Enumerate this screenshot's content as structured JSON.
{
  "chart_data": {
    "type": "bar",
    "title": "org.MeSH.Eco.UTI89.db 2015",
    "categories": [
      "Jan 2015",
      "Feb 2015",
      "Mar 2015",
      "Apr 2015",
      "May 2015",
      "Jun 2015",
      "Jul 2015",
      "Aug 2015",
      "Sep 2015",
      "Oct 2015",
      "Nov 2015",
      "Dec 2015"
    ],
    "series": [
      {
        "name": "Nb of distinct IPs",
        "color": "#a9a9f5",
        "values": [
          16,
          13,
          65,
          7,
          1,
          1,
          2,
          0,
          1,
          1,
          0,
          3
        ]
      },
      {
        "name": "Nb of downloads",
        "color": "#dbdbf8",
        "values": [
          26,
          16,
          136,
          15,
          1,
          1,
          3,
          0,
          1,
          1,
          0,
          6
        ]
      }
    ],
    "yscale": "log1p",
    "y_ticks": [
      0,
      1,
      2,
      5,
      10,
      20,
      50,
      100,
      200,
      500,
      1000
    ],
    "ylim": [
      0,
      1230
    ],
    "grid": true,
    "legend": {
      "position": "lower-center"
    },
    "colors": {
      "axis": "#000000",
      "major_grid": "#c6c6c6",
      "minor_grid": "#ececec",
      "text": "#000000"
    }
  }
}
* * * * * * *
WHAT NEEDS TO BE DONE
Isolate the lines above that contain the word "name" and copy them.

OUTPUT OF THE TASK
        "name": "Nb of distinct IPs",
        "name": "Nb of downloads",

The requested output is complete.